"""

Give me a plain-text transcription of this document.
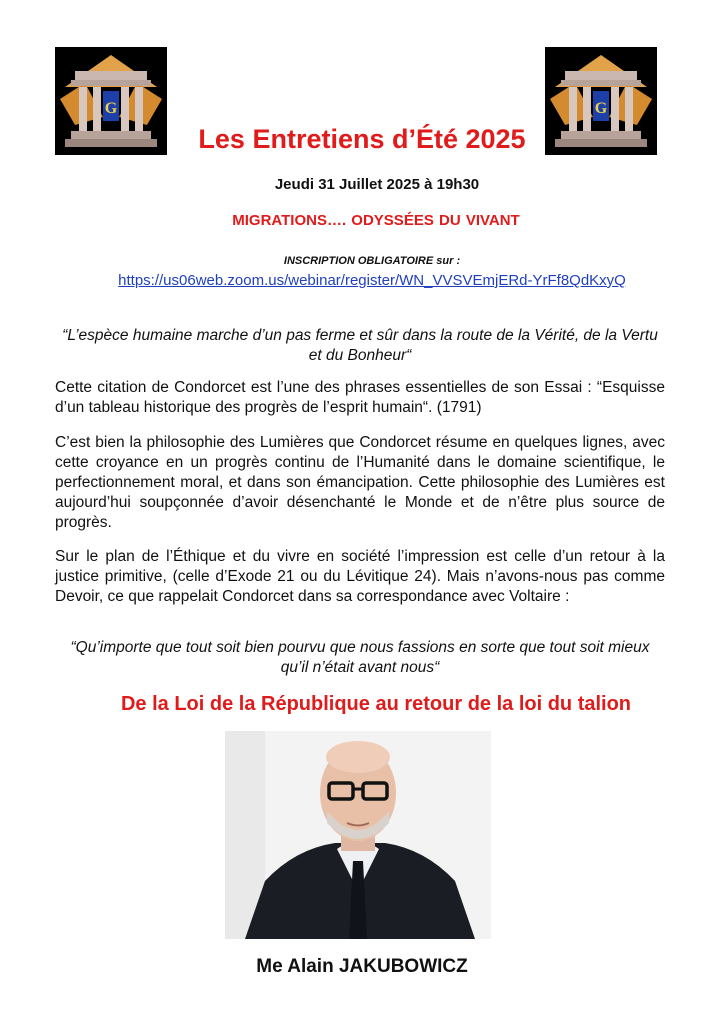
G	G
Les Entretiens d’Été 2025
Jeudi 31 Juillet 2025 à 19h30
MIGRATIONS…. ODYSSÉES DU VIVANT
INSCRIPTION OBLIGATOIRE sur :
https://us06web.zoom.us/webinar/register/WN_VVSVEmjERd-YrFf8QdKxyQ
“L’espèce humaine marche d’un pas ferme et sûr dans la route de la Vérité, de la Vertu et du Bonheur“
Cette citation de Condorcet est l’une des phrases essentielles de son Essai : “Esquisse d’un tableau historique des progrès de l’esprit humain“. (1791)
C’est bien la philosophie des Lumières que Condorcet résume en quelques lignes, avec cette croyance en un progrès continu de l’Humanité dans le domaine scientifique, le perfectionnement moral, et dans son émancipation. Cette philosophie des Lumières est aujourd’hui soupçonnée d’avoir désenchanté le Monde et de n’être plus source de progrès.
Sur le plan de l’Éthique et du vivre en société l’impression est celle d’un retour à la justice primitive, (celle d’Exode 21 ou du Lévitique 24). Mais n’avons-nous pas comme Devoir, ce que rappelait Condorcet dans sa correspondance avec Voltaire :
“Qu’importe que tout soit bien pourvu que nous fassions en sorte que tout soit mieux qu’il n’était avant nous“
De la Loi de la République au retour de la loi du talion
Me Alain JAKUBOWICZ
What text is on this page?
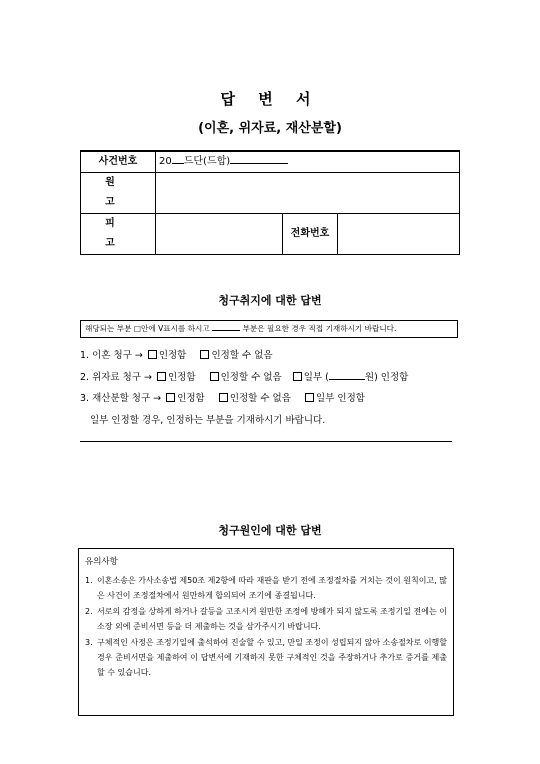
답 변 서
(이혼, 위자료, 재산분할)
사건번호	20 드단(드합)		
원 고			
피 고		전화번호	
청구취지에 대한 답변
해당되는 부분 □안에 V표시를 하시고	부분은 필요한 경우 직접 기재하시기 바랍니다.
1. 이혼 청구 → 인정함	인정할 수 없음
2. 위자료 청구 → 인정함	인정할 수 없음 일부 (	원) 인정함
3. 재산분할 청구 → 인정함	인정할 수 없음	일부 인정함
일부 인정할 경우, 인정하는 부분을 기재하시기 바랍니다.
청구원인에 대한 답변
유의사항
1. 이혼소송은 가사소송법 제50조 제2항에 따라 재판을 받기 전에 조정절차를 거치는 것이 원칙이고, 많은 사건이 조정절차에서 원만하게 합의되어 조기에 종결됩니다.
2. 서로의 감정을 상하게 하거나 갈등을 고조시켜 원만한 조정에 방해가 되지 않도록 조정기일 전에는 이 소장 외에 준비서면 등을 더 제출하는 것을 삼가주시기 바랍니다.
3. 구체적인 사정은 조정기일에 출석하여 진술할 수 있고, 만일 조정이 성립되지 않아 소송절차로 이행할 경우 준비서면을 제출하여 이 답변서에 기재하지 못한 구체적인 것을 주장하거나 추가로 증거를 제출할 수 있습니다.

"""
"""

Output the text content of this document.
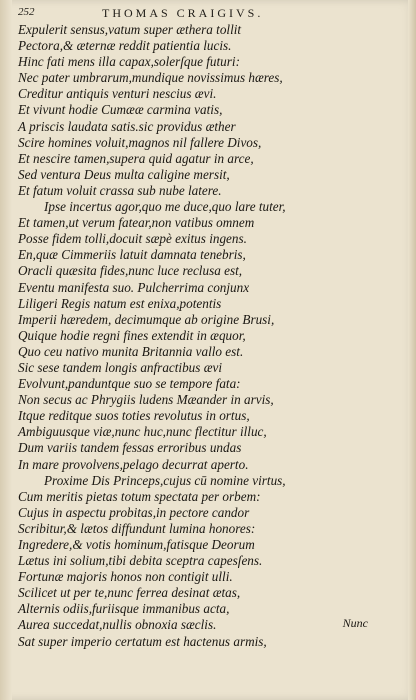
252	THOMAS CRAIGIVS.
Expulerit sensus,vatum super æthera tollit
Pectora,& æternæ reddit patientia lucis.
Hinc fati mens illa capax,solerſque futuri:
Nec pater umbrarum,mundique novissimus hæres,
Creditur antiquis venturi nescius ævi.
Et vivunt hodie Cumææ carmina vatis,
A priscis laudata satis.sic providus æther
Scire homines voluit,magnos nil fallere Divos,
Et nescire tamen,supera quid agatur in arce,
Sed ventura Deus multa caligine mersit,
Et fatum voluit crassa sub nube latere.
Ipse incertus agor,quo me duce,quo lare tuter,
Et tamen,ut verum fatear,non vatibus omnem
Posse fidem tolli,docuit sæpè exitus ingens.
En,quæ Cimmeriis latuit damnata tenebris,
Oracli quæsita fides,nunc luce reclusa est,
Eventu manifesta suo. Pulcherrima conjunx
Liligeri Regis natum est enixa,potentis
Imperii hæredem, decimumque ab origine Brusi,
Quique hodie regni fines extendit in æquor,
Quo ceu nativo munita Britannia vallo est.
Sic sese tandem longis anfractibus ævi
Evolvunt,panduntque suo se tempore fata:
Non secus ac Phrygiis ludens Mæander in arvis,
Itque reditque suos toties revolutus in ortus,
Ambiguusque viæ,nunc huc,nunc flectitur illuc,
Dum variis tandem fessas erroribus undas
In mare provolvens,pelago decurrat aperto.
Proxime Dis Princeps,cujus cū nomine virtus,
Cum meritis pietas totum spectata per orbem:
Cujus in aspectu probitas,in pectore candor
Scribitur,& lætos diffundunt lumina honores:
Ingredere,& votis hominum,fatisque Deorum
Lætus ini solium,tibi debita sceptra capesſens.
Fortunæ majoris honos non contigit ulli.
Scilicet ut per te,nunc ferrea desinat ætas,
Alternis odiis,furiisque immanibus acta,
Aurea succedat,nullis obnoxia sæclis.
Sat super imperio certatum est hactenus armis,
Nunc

"""

- **Task details**:
Pick out each line above that includes "avec" and show it.

- **Final answer**:
C’est bien la philosophie des Lumières que Condorcet résume en quelques lignes, avec cette croyance en un progrès continu de l’Humanité dans le domaine scientifique, le perfectionnement moral, et dans son émancipation. Cette philosophie des Lumières est aujourd’hui soupçonnée d’avoir désenchanté le Monde et de n’être plus source de progrès.
Sur le plan de l’Éthique et du vivre en société l’impression est celle d’un retour à la justice primitive, (celle d’Exode 21 ou du Lévitique 24). Mais n’avons-nous pas comme Devoir, ce que rappelait Condorcet dans sa correspondance avec Voltaire :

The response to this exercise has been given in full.